課題の概要 A: レコードのうち、文字列「close」を含む行の数を答えよ。大文字と小文字は区別し、数だけを示すこと。

文書抜粋:
中国・深圳を拠点とし、日本の非製造業をメイン顧客にデジタル機器開発を支援してきた。「電子機器のスーパードクター」を自認し、昨年には「aiwa」を冠した自社ブランド事業に乗り出した。中国で起業したのは34歳のとき。デジタル家電事業で2度の敗北を喫した末の決断だった。

「aiwa(アイワ)」。この名前を耳にしてワクワクした方は、私と同じ40代以上の方かもしれません。かつてAV(音響・映像)機器がアナログだった時代に高品質と低価格を両立させ、一世を風靡した家電ブランドです。
私が社長を務めるJENESIS(ジェネシス、東京・千代田)は昨年、デジタル機器向けにaiwaブランドの商標利用権を獲得し、スマートフォンやタブレットなどでaiwaを冠する製品の展開を自社ブランドとして始めました。まだ半年程度ですが、同世代以上の方を中心に多くの反響をもらっています。

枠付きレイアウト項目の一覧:
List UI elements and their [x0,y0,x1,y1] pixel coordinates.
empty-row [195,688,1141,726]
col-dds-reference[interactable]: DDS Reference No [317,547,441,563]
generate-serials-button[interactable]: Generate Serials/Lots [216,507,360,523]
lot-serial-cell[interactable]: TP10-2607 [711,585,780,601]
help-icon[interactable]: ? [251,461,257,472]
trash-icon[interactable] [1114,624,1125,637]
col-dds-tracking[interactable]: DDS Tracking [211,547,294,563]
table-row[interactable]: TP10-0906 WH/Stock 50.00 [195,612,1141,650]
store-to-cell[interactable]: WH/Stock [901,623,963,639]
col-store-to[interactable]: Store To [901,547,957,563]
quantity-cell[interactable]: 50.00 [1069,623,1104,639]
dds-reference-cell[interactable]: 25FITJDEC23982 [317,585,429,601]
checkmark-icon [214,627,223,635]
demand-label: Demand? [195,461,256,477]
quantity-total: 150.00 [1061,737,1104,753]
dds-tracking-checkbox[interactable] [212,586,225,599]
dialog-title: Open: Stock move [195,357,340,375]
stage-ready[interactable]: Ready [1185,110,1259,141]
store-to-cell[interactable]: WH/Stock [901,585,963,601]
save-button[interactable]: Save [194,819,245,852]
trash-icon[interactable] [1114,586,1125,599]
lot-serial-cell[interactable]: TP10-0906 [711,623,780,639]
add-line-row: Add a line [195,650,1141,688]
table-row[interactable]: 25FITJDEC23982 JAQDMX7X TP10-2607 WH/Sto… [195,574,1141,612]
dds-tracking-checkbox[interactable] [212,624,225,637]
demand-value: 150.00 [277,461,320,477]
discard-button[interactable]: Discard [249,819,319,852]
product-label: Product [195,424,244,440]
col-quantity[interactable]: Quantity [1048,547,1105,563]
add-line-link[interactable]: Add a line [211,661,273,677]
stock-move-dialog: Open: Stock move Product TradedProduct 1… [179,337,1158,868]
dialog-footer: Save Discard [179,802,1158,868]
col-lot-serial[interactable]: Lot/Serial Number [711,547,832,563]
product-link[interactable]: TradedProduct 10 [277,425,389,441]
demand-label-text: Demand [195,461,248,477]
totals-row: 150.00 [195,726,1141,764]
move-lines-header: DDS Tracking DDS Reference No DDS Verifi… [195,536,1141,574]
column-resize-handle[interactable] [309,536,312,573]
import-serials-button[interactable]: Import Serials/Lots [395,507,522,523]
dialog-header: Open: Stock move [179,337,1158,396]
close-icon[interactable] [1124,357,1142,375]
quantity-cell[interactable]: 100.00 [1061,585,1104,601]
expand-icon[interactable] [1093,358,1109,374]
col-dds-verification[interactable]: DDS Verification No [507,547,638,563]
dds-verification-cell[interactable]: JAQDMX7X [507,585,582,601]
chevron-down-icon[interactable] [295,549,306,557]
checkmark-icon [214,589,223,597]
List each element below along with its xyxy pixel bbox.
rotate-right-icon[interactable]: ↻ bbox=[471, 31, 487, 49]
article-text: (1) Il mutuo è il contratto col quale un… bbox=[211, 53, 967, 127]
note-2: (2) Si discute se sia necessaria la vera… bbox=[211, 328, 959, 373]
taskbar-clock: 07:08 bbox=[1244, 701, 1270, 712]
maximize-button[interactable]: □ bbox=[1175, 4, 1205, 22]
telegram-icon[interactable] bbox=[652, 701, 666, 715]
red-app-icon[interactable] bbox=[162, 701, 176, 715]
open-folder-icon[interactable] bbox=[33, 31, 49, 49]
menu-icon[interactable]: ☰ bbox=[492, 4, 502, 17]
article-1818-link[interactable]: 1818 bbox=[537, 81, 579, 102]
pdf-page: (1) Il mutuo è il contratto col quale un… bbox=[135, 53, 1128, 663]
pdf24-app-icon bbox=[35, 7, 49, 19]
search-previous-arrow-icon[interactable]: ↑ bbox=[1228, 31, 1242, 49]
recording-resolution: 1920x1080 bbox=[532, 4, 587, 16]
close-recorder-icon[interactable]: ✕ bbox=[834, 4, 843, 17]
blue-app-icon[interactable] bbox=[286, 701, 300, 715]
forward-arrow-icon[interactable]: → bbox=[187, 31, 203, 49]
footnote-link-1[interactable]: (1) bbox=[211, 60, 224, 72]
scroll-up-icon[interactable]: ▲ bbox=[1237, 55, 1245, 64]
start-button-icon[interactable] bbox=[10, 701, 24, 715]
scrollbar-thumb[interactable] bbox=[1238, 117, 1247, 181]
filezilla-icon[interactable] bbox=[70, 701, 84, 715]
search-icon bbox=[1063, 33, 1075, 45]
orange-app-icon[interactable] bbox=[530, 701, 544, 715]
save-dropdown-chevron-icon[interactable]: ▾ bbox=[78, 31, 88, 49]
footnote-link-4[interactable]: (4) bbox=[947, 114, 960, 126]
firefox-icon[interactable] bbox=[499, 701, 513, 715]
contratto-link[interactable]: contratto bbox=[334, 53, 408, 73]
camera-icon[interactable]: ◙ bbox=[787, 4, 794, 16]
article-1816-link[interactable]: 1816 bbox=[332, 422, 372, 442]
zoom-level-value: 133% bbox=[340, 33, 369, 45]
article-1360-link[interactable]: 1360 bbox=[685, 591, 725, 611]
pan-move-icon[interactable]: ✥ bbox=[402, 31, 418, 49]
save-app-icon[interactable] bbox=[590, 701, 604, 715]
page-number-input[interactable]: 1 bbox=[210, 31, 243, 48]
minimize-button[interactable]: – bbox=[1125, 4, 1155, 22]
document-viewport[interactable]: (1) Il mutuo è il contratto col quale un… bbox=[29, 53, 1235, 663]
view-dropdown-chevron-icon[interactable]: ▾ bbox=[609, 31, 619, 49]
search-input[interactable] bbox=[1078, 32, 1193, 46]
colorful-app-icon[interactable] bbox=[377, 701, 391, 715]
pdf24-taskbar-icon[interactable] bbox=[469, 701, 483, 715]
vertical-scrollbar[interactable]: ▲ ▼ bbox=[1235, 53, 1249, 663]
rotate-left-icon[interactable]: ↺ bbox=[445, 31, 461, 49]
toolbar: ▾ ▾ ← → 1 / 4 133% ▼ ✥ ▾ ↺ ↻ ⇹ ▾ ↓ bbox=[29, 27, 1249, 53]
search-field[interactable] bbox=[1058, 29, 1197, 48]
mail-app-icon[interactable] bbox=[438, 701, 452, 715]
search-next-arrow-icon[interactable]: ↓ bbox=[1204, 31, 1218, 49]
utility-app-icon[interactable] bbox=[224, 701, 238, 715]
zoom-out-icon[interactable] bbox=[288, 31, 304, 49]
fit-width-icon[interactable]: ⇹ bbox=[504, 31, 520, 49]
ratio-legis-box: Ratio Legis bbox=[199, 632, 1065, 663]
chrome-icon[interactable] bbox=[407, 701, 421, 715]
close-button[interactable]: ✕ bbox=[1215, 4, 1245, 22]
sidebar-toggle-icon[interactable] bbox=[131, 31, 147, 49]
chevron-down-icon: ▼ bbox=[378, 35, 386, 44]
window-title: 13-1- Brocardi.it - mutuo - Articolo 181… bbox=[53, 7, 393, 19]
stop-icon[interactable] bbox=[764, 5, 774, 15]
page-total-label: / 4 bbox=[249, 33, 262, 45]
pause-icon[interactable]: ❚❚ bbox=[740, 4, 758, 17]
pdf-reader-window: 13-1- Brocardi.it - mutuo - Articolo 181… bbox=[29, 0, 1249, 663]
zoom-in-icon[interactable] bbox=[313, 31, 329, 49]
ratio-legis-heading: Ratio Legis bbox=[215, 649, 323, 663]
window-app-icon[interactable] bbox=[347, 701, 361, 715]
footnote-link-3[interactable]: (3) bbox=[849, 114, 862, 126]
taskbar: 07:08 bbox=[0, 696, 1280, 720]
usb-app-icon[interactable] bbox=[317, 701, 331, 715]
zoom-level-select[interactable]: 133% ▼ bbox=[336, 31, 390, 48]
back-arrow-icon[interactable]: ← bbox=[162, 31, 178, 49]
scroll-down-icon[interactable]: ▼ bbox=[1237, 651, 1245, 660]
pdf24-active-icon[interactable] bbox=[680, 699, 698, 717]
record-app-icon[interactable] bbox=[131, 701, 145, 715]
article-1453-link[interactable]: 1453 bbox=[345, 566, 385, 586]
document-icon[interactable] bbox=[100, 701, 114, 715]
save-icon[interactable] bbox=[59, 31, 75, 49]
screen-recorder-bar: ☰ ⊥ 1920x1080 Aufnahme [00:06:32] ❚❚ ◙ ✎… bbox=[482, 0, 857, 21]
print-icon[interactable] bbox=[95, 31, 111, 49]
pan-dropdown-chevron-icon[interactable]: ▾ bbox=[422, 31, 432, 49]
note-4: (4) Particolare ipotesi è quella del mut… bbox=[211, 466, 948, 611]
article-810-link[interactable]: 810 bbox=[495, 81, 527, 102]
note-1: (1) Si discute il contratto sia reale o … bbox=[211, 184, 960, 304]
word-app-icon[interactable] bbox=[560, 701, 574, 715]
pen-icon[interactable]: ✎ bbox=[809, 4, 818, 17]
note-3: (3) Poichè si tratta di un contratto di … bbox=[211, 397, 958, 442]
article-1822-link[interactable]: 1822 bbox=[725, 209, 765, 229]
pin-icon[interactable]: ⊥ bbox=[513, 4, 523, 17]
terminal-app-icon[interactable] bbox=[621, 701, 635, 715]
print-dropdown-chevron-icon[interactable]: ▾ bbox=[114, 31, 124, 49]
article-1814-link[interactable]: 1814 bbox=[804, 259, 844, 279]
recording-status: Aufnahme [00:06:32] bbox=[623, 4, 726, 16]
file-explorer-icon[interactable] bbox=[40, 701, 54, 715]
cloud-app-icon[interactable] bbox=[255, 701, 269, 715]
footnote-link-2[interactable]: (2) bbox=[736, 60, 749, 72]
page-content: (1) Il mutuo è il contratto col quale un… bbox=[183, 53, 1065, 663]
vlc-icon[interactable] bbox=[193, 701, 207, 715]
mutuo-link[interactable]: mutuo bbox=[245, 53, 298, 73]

課題の概要 B: 文書抜粋によると、筆者が中国で起業したのは何歳のときか。

回答全文 A: 3

回答全文 B: 34歳のとき。